◆ WHAT TO WORK ON: Pull every line of the entries that has the word "ffffff".

Stored data entries:
(begin)
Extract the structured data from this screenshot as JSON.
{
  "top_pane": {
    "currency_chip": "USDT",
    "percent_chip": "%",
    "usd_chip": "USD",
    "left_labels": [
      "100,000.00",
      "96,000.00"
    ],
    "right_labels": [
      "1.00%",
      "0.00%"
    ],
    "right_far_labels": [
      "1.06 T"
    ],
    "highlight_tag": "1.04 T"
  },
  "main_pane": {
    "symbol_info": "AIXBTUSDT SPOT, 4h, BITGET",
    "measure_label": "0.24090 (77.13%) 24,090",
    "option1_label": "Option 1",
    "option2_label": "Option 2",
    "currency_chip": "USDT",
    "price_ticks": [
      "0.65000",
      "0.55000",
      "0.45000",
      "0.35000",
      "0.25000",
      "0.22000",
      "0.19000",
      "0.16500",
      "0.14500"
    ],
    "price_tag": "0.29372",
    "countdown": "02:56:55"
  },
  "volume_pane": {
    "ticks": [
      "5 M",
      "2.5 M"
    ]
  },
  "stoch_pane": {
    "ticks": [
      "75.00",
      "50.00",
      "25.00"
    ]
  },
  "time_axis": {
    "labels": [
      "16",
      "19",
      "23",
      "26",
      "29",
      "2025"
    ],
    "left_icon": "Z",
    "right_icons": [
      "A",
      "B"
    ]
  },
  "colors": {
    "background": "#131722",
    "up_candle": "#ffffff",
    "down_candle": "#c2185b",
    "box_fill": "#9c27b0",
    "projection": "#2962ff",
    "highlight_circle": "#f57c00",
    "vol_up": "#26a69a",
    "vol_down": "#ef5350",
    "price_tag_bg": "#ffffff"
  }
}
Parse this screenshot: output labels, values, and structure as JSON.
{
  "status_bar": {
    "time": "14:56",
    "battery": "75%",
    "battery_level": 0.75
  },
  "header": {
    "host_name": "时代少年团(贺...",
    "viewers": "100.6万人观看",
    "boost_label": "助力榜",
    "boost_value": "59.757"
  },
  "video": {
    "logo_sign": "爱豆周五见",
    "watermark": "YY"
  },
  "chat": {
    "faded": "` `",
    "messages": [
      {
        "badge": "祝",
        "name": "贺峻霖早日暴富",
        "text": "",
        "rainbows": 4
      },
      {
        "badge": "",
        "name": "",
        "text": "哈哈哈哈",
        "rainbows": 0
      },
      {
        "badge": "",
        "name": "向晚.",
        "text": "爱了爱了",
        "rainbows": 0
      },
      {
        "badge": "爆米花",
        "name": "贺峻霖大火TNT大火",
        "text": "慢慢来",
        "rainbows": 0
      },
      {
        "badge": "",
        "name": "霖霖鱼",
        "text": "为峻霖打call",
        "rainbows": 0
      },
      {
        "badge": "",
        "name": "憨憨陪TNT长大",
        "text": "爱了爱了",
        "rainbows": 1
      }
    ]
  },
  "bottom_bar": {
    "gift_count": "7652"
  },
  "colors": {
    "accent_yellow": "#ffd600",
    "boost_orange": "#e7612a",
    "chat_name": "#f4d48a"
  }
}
(end)
◆ THE OUTPUT:
    "up_candle": "#ffffff",
    "price_tag_bg": "#ffffff"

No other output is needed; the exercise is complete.